_TASK STATEMENT:_
In the listing below, locate the lines that hold the string "werden". Copy those lines.

_DATA ROWS:_

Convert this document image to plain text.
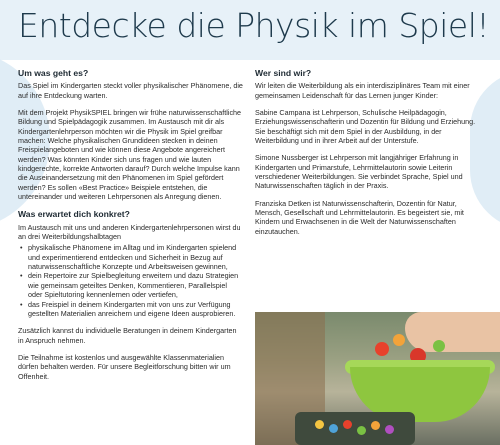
Entdecke die Physik im Spiel!
Um was geht es?

Das Spiel im Kindergarten steckt voller physikalischer Phänomene, die auf ihre Entdeckung warten.

Mit dem Projekt PhysikSPIEL bringen wir frühe naturwissenschaftliche Bildung und Spielpädagogik zusammen. Im Austausch mit dir als Kindergartenlehrperson möchten wir die Physik im Spiel greifbar machen: Welche physikalischen Grundideen stecken in deinen Freispielangeboten und wie können diese Angebote angereichert werden? Was könnten Kinder sich uns fragen und wie lauten kindgerechte, korrekte Antworten darauf? Durch welche Impulse kann die Auseinandersetzung mit den Phänomenen im Spiel gefördert werden? Es sollen «Best Practice» Beispiele entstehen, die untereinander und weiteren Lehrpersonen als Anregung dienen.

Was erwartet dich konkret?

Im Austausch mit uns und anderen Kindergartenlehrpersonen wirst du an drei Weiterbildungshalbtagen

• physikalische Phänomene im Alltag und im Kindergarten spielend und experimentierend entdecken und Sicherheit in Bezug auf naturwissenschaftliche Konzepte und Arbeitsweisen gewinnen,
• dein Repertoire zur Spielbegleitung erweitern und dazu Strategien wie gemeinsam geteiltes Denken, Kommentieren, Parallelspiel oder Spieltutoring kennenlernen oder vertiefen,
• das Freispiel in deinem Kindergarten mit von uns zur Verfügung gestellten Materialien anreichern und eigene Ideen ausprobieren.

Zusätzlich kannst du individuelle Beratungen in deinem Kindergarten in Anspruch nehmen.

Die Teilnahme ist kostenlos und ausgewählte Klassenmaterialien dürfen behalten werden. Für unsere Begleitforschung bitten wir um Offenheit.

Wer sind wir?

Wir leiten die Weiterbildung als ein interdisziplinäres Team mit einer gemeinsamen Leidenschaft für das Lernen junger Kinder:

Sabine Campana ist Lehrperson, Schulische Heilpädagogin, Erziehungswissenschafterin und Dozentin für Bildung und Erziehung. Sie beschäftigt sich mit dem Spiel in der Ausbildung, in der Weiterbildung und in ihrer Arbeit auf der Unterstufe.

Simone Nussberger ist Lehrperson mit langjähriger Erfahrung in Kindergarten und Primarstufe, Lehrmittelautorin sowie Leiterin verschiedener Weiterbildungen. Sie verbindet Sprache, Spiel und Naturwissenschaften täglich in der Praxis.

Franziska Detken ist Naturwissenschafterin, Dozentin für Natur, Mensch, Gesellschaft und Lehrmittelautorin. Es begeistert sie, mit Kindern und Erwachsenen in die Welt der Naturwissenschaften einzutauchen.
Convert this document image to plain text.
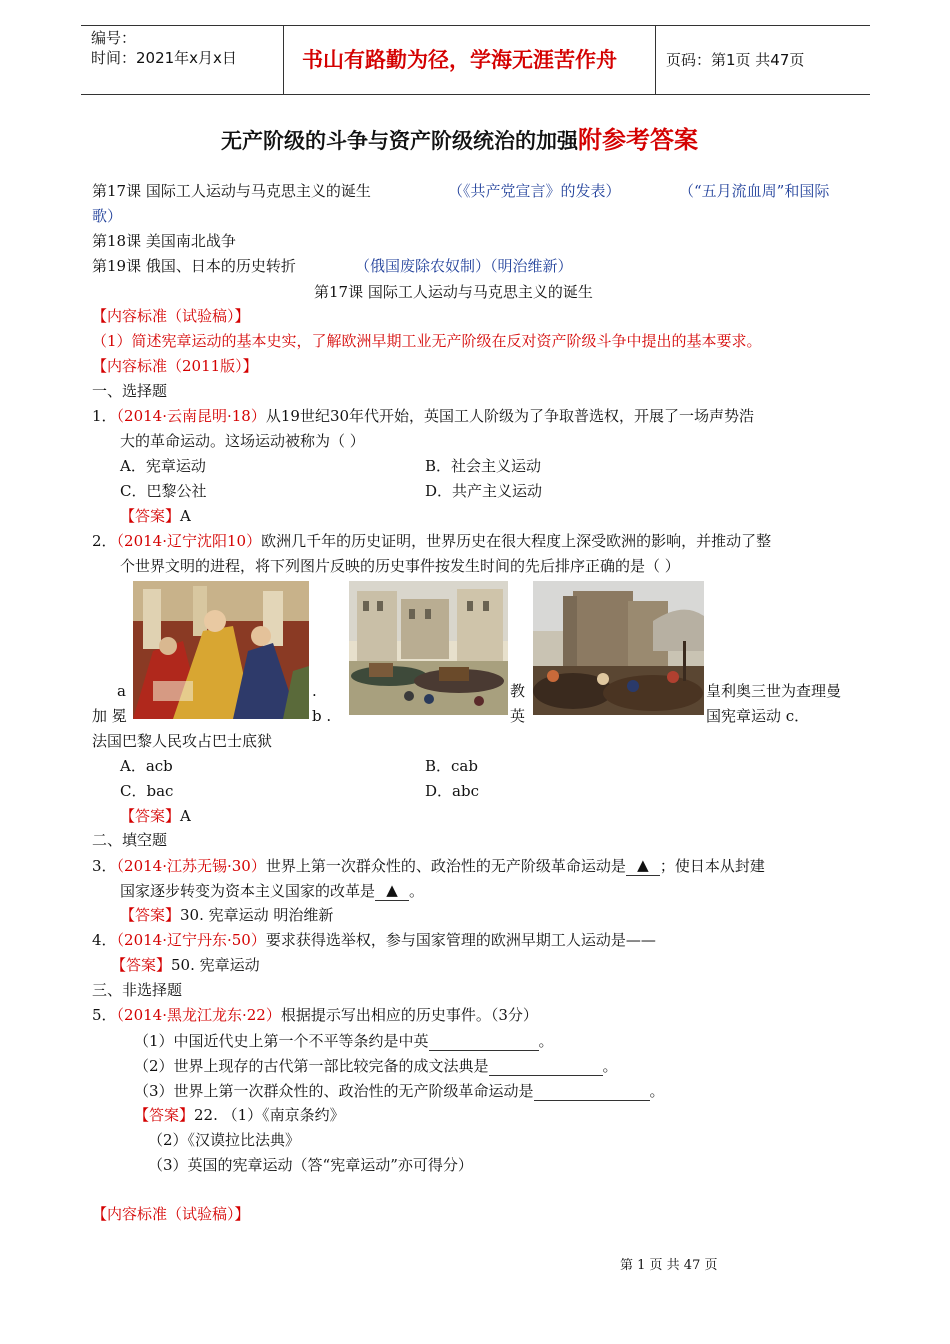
编号：
时间：2021年x月x日	书山有路勤为径，学海无涯苦作舟	页码：第1页 共47页
无产阶级的斗争与资产阶级统治的加强附参考答案
第17课 国际工人运动与马克思主义的诞生	（《共产党宣言》的发表）	（“五月流血周”和国际
歌）
第18课 美国南北战争
第19课 俄国、日本的历史转折	（俄国废除农奴制）（明治维新）
第17课 国际工人运动与马克思主义的诞生
【内容标准（试验稿）】
（1）简述宪章运动的基本史实，了解欧洲早期工业无产阶级在反对资产阶级斗争中提出的基本要求。
【内容标准（2011版）】
一、选择题
1．（2014·云南昆明·18）从19世纪30年代开始，英国工人阶级为了争取普选权，开展了一场声势浩
大的革命运动。这场运动被称为（ ）
A．宪章运动	B．社会主义运动
C．巴黎公社	D．共产主义运动
【答案】A
2．（2014·辽宁沈阳10）欧洲几千年的历史证明，世界历史在很大程度上深受欧洲的影响，并推动了整
个世界文明的进程，将下列图片反映的历史事件按发生时间的先后排序正确的是（ ）
a	.	教	皇利奥三世为查理曼
加 冕	b .	英	国宪章运动 c．
法国巴黎人民攻占巴士底狱
A．acb	B．cab
C．bac	D．abc
【答案】A
二、填空题
3．（2014·江苏无锡·30）世界上第一次群众性的、政治性的无产阶级革命运动是 ▲ ；使日本从封建
国家逐步转变为资本主义国家的改革是 ▲ 。
【答案】30. 宪章运动 明治维新
4．（2014·辽宁丹东·50）要求获得选举权，参与国家管理的欧洲早期工人运动是——
【答案】50. 宪章运动
三、非选择题
5．（2014·黑龙江龙东·22）根据提示写出相应的历史事件。（3分）
（1）中国近代史上第一个不平等条约是中英	。
（2）世界上现存的古代第一部比较完备的成文法典是	。
（3）世界上第一次群众性的、政治性的无产阶级革命运动是	。
【答案】22. （1）《南京条约》
（2）《汉谟拉比法典》
（3）英国的宪章运动（答“宪章运动”亦可得分）
【内容标准（试验稿）】
第 1 页 共 47 页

_TASK RESULT:_
Mit dem Projekt PhysikSPIEL bringen wir frühe naturwissenschaftliche Bildung und Spielpädagogik zusammen. Im Austausch mit dir als Kindergartenlehrperson möchten wir die Physik im Spiel greifbar machen: Welche physikalischen Grundideen stecken in deinen Freispielangeboten und wie können diese Angebote angereichert werden? Was könnten Kinder sich uns fragen und wie lauten kindgerechte, korrekte Antworten darauf? Durch welche Impulse kann die Auseinandersetzung mit den Phänomenen im Spiel gefördert werden? Es sollen «Best Practice» Beispiele entstehen, die untereinander und weiteren Lehrpersonen als Anregung dienen.
Die Teilnahme ist kostenlos und ausgewählte Klassenmaterialien dürfen behalten werden. Für unsere Begleitforschung bitten wir um Offenheit.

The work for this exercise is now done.